WHAT NEEDS TO BE DONE
An exact copy of all the data is required, with pictures left out.

Data records
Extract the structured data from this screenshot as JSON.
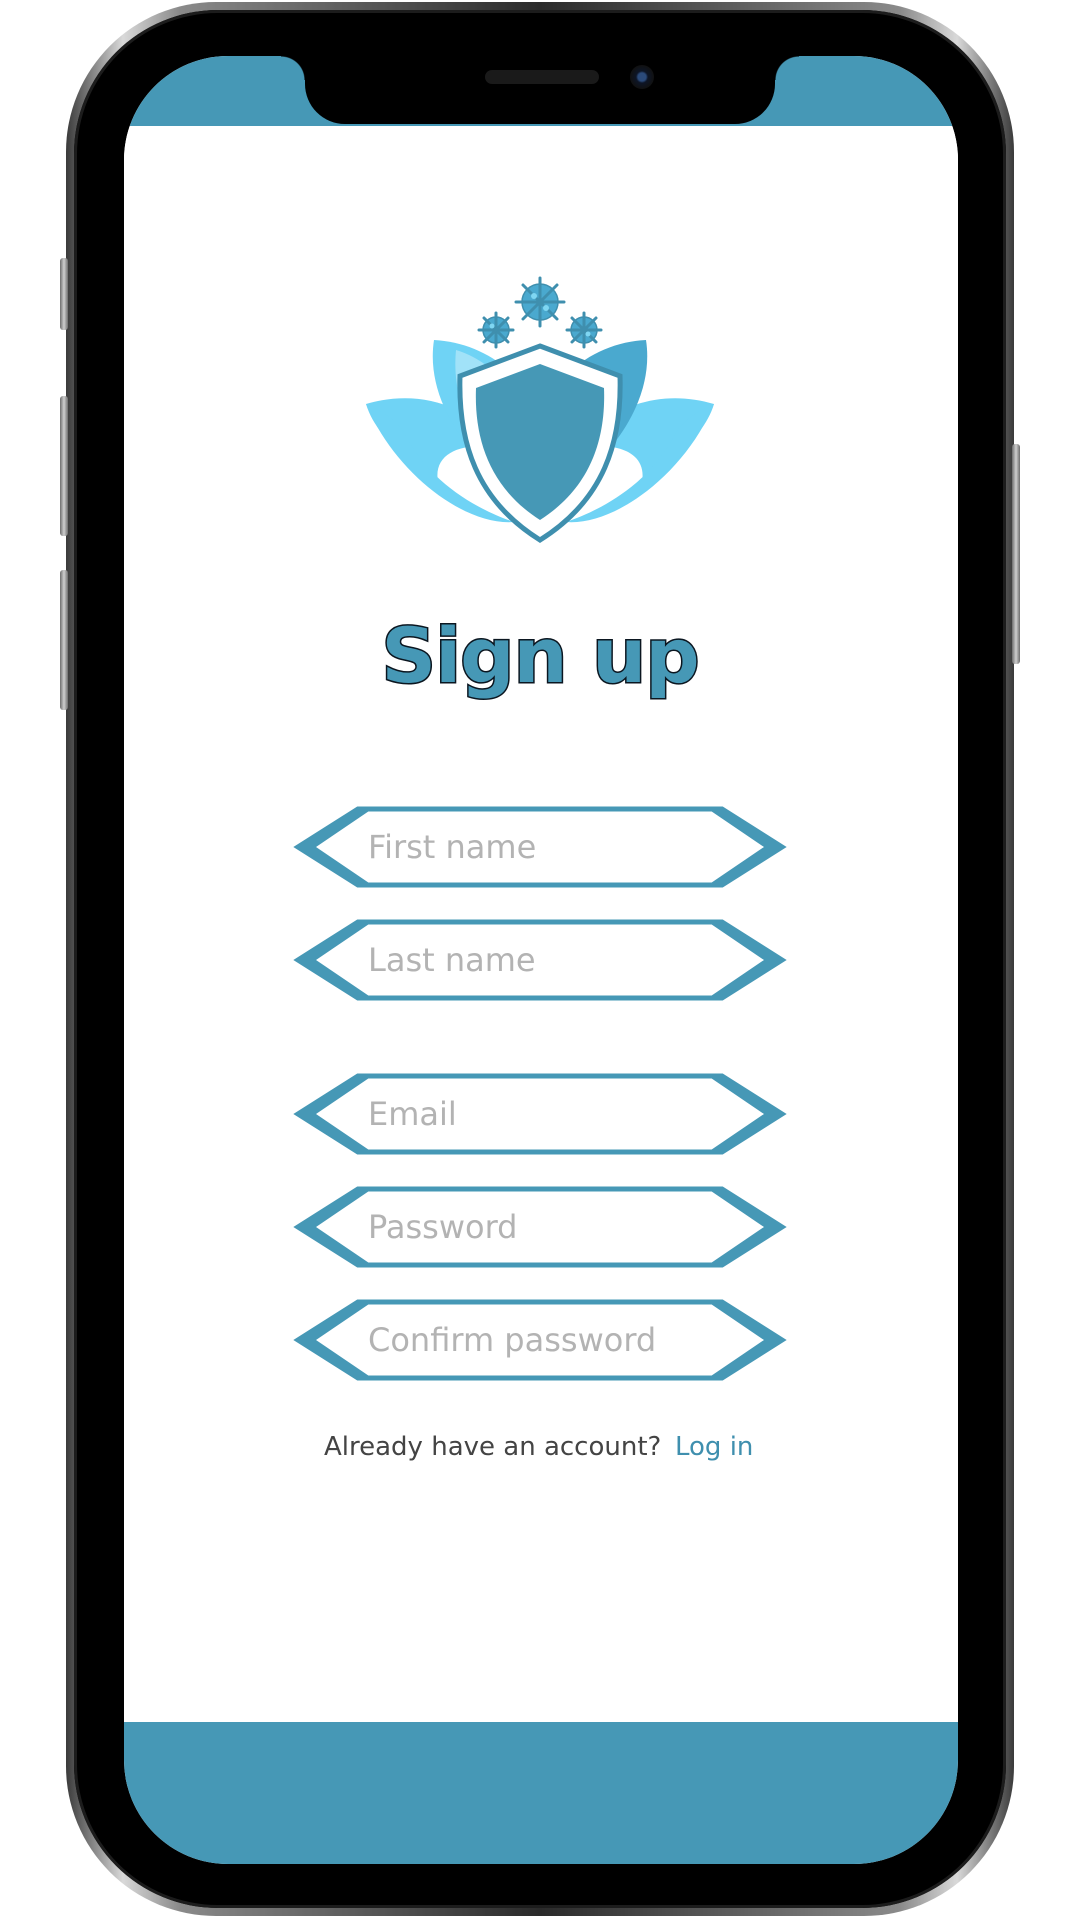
{
  "colors": {
    "accent": "#4698b6",
    "logo_light": "#6fd3f5",
    "placeholder": "#b3b3b3",
    "link": "#3f8fae"
  },
  "page": {
    "title": "Sign up"
  },
  "form": {
    "first_name_placeholder": "First name",
    "last_name_placeholder": "Last name",
    "email_placeholder": "Email",
    "password_placeholder": "Password",
    "confirm_password_placeholder": "Confirm password"
  },
  "footer": {
    "prompt": "Already have an account?",
    "login_label": "Log in"
  },
  "icons": {
    "logo": "lotus-shield-logo-icon"
  }
}
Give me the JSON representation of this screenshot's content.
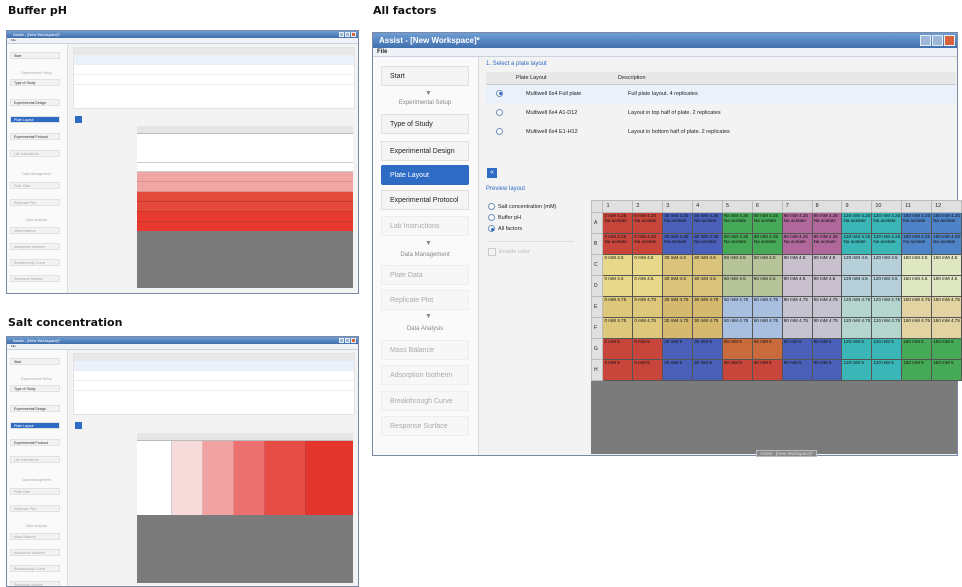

RESPONSE FOR THIS EXERCISE
Extract the structured data from this screenshot as JSON.
{
  "colors": {
    "accent": "#4698b6",
    "logo_light": "#6fd3f5",
    "placeholder": "#b3b3b3",
    "link": "#3f8fae"
  },
  "page": {
    "title": "Sign up"
  },
  "form": {
    "first_name_placeholder": "First name",
    "last_name_placeholder": "Last name",
    "email_placeholder": "Email",
    "password_placeholder": "Password",
    "confirm_password_placeholder": "Confirm password"
  },
  "footer": {
    "prompt": "Already have an account?",
    "login_label": "Log in"
  },
  "icons": {
    "logo": "lotus-shield-logo-icon"
  }
}
Give me the JSON representation of this screenshot's content.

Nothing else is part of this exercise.